→ **INSTRUCTIONS FOR THE TASK**: Identify and reproduce every line holding the string "allowing".

→ **RECORDS PROVIDED**:
>> START

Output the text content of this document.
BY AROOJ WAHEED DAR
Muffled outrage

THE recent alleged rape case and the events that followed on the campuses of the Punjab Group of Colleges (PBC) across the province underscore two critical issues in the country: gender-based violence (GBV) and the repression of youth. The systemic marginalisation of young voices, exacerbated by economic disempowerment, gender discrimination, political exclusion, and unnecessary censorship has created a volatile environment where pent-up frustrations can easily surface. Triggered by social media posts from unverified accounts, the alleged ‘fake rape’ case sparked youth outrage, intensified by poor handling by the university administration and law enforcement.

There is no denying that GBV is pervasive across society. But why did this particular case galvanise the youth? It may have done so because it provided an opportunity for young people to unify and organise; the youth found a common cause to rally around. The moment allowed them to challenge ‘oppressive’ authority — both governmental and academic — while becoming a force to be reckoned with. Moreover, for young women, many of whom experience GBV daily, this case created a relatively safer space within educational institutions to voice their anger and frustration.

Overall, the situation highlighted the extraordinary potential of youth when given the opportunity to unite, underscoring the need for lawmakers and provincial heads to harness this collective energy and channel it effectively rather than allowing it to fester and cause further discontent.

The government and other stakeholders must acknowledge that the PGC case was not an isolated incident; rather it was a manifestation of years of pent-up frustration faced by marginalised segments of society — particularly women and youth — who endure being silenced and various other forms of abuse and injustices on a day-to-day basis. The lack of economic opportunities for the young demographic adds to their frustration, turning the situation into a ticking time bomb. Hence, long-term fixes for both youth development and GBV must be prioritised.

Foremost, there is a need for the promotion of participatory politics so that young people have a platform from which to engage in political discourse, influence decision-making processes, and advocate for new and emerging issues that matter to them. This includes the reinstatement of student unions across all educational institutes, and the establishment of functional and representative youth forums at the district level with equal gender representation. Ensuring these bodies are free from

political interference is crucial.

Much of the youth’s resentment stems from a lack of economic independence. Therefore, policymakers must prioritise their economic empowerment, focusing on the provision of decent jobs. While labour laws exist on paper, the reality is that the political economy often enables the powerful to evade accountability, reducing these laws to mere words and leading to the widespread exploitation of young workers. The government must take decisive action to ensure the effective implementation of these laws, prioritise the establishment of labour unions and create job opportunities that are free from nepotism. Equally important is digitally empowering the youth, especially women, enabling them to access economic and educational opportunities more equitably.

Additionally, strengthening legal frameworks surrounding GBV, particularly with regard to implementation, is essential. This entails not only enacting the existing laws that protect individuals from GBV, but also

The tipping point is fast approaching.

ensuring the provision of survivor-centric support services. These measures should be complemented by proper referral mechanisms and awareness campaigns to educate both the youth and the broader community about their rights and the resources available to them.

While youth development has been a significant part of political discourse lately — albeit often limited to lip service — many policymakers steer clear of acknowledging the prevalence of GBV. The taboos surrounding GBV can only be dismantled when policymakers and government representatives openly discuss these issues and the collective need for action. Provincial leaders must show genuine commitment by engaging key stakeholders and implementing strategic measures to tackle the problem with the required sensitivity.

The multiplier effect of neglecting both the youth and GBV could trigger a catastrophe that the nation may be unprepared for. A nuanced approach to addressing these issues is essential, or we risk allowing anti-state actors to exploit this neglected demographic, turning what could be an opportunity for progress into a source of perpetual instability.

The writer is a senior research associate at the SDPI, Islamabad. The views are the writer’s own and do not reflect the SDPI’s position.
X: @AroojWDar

>> END

→ **ANSWER IN FULL**:
Overall, the situation highlighted the extraordinary potential of youth when given the opportunity to unite, underscoring the need for lawmakers and provincial heads to harness this collective energy and channel it effectively rather than allowing it to fester and cause further discontent.
The multiplier effect of neglecting both the youth and GBV could trigger a catastrophe that the nation may be unprepared for. A nuanced approach to addressing these issues is essential, or we risk allowing anti-state actors to exploit this neglected demographic, turning what could be an opportunity for progress into a source of perpetual instability.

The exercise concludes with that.